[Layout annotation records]

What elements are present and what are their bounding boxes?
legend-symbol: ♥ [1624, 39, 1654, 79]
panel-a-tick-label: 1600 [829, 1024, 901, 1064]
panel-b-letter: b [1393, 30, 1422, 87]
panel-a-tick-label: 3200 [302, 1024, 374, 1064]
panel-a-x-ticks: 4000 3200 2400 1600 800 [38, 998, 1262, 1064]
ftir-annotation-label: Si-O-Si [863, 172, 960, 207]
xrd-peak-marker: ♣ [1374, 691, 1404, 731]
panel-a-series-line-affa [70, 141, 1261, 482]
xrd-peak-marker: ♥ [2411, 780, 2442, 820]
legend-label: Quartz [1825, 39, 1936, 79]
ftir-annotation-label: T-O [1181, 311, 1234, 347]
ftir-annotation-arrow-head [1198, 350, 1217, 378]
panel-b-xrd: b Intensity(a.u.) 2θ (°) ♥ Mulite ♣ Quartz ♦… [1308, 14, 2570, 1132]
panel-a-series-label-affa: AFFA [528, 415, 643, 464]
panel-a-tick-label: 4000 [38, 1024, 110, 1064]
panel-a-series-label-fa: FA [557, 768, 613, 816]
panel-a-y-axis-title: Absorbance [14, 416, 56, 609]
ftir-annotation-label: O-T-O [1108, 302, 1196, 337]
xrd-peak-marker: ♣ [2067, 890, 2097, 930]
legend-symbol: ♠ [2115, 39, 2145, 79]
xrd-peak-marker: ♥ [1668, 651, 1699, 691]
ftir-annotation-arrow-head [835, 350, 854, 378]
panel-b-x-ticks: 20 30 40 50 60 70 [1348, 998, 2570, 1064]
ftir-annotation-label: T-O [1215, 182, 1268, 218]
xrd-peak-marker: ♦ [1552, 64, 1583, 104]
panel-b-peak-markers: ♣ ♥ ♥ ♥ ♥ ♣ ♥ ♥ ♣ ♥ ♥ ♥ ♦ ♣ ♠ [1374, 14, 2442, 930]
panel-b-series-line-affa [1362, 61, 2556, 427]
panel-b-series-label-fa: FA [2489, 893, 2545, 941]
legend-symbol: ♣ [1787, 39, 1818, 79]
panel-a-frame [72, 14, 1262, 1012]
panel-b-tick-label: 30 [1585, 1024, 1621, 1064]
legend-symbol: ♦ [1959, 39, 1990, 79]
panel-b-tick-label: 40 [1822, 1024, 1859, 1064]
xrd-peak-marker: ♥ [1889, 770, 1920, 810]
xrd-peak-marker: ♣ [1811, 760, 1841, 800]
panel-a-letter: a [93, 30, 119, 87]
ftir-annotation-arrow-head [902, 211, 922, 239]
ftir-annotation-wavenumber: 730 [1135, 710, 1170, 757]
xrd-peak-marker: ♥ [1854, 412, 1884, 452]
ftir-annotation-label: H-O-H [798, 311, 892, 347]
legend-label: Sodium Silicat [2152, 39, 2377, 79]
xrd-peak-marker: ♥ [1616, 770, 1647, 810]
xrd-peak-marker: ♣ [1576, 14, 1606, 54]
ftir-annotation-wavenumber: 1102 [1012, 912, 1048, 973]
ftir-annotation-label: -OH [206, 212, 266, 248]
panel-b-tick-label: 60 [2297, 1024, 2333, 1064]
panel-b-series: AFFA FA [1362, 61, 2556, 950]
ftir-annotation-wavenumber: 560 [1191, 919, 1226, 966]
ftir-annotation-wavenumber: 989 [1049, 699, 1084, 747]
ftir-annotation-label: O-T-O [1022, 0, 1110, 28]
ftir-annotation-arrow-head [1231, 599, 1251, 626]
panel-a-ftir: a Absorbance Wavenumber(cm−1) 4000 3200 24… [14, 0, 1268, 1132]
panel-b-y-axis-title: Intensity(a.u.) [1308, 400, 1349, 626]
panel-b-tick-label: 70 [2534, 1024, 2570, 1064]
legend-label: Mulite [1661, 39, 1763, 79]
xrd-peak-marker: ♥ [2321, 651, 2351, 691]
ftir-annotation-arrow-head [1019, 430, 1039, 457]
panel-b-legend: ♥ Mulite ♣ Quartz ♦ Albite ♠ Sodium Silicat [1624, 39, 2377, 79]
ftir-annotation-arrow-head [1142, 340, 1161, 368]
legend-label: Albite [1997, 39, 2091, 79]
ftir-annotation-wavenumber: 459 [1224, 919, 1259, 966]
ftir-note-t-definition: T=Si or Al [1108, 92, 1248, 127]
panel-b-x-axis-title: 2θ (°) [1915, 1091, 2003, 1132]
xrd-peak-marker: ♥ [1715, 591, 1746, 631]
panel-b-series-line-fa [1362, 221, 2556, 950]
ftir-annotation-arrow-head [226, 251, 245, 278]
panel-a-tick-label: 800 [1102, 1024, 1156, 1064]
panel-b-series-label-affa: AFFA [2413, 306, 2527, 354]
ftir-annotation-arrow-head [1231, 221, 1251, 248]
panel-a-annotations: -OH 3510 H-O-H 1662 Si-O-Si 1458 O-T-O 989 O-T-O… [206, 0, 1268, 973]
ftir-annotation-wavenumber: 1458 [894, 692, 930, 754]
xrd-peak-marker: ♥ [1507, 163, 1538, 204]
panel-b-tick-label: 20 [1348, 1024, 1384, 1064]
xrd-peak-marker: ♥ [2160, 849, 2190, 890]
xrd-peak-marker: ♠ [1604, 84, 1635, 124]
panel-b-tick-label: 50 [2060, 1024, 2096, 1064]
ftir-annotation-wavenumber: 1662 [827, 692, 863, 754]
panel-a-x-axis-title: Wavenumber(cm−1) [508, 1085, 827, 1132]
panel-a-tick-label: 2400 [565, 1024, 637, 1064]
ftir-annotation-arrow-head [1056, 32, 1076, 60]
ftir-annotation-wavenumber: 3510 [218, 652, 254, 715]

| TASK |
Copy out the lines above verbatim, every one of them.

| EXERCISE RESULT |
What elements are present and what are their bounding boxes?
legend-symbol: ♥ [1624, 39, 1654, 79]
panel-a-tick-label: 1600 [829, 1024, 901, 1064]
panel-b-letter: b [1393, 30, 1422, 87]
panel-a-tick-label: 3200 [302, 1024, 374, 1064]
panel-a-x-ticks: 4000 3200 2400 1600 800 [38, 998, 1262, 1064]
ftir-annotation-label: Si-O-Si [863, 172, 960, 207]
xrd-peak-marker: ♣ [1374, 691, 1404, 731]
panel-a-series-line-affa [70, 141, 1261, 482]
xrd-peak-marker: ♥ [2411, 780, 2442, 820]
legend-label: Quartz [1825, 39, 1936, 79]
ftir-annotation-label: T-O [1181, 311, 1234, 347]
ftir-annotation-arrow-head [1198, 350, 1217, 378]
panel-b-xrd: b Intensity(a.u.) 2θ (°) ♥ Mulite ♣ Quartz ♦… [1308, 14, 2570, 1132]
panel-a-series-label-affa: AFFA [528, 415, 643, 464]
panel-a-tick-label: 4000 [38, 1024, 110, 1064]
panel-a-series-label-fa: FA [557, 768, 613, 816]
panel-a-y-axis-title: Absorbance [14, 416, 56, 609]
ftir-annotation-label: O-T-O [1108, 302, 1196, 337]
xrd-peak-marker: ♣ [2067, 890, 2097, 930]
legend-symbol: ♠ [2115, 39, 2145, 79]
xrd-peak-marker: ♥ [1668, 651, 1699, 691]
ftir-annotation-arrow-head [835, 350, 854, 378]
panel-b-x-ticks: 20 30 40 50 60 70 [1348, 998, 2570, 1064]
ftir-annotation-label: T-O [1215, 182, 1268, 218]
xrd-peak-marker: ♦ [1552, 64, 1583, 104]
panel-b-peak-markers: ♣ ♥ ♥ ♥ ♥ ♣ ♥ ♥ ♣ ♥ ♥ ♥ ♦ ♣ ♠ [1374, 14, 2442, 930]
panel-b-series-line-affa [1362, 61, 2556, 427]
panel-b-series-label-fa: FA [2489, 893, 2545, 941]
legend-symbol: ♣ [1787, 39, 1818, 79]
panel-a-frame [72, 14, 1262, 1012]
panel-b-tick-label: 30 [1585, 1024, 1621, 1064]
legend-symbol: ♦ [1959, 39, 1990, 79]
panel-b-tick-label: 40 [1822, 1024, 1859, 1064]
xrd-peak-marker: ♥ [1889, 770, 1920, 810]
xrd-peak-marker: ♣ [1811, 760, 1841, 800]
panel-a-letter: a [93, 30, 119, 87]
ftir-annotation-arrow-head [902, 211, 922, 239]
ftir-annotation-wavenumber: 730 [1135, 710, 1170, 757]
xrd-peak-marker: ♥ [1854, 412, 1884, 452]
ftir-annotation-label: H-O-H [798, 311, 892, 347]
legend-label: Sodium Silicat [2152, 39, 2377, 79]
xrd-peak-marker: ♥ [1616, 770, 1647, 810]
xrd-peak-marker: ♣ [1576, 14, 1606, 54]
ftir-annotation-wavenumber: 1102 [1012, 912, 1048, 973]
ftir-annotation-label: -OH [206, 212, 266, 248]
panel-b-tick-label: 60 [2297, 1024, 2333, 1064]
panel-b-series: AFFA FA [1362, 61, 2556, 950]
ftir-annotation-wavenumber: 560 [1191, 919, 1226, 966]
ftir-annotation-wavenumber: 989 [1049, 699, 1084, 747]
ftir-annotation-label: O-T-O [1022, 0, 1110, 28]
ftir-annotation-arrow-head [1231, 599, 1251, 626]
panel-a-ftir: a Absorbance Wavenumber(cm−1) 4000 3200 24… [14, 0, 1268, 1132]
panel-b-y-axis-title: Intensity(a.u.) [1308, 400, 1349, 626]
panel-b-tick-label: 70 [2534, 1024, 2570, 1064]
legend-label: Mulite [1661, 39, 1763, 79]
xrd-peak-marker: ♥ [2321, 651, 2351, 691]
ftir-annotation-arrow-head [1019, 430, 1039, 457]
panel-b-legend: ♥ Mulite ♣ Quartz ♦ Albite ♠ Sodium Silicat [1624, 39, 2377, 79]
ftir-annotation-arrow-head [1142, 340, 1161, 368]
legend-label: Albite [1997, 39, 2091, 79]
ftir-annotation-wavenumber: 459 [1224, 919, 1259, 966]
ftir-note-t-definition: T=Si or Al [1108, 92, 1248, 127]
panel-b-x-axis-title: 2θ (°) [1915, 1091, 2003, 1132]
xrd-peak-marker: ♥ [1715, 591, 1746, 631]
panel-b-series-line-fa [1362, 221, 2556, 950]
ftir-annotation-arrow-head [226, 251, 245, 278]
panel-a-tick-label: 800 [1102, 1024, 1156, 1064]
panel-b-series-label-affa: AFFA [2413, 306, 2527, 354]
ftir-annotation-arrow-head [1231, 221, 1251, 248]
panel-a-annotations: -OH 3510 H-O-H 1662 Si-O-Si 1458 O-T-O 989 O-T-O… [206, 0, 1268, 973]
ftir-annotation-wavenumber: 1458 [894, 692, 930, 754]
xrd-peak-marker: ♥ [1507, 163, 1538, 204]
panel-b-tick-label: 20 [1348, 1024, 1384, 1064]
xrd-peak-marker: ♥ [2160, 849, 2190, 890]
xrd-peak-marker: ♠ [1604, 84, 1635, 124]
panel-b-tick-label: 50 [2060, 1024, 2096, 1064]
ftir-annotation-wavenumber: 1662 [827, 692, 863, 754]
panel-a-x-axis-title: Wavenumber(cm−1) [508, 1085, 827, 1132]
panel-a-tick-label: 2400 [565, 1024, 637, 1064]
ftir-annotation-arrow-head [1056, 32, 1076, 60]
ftir-annotation-wavenumber: 3510 [218, 652, 254, 715]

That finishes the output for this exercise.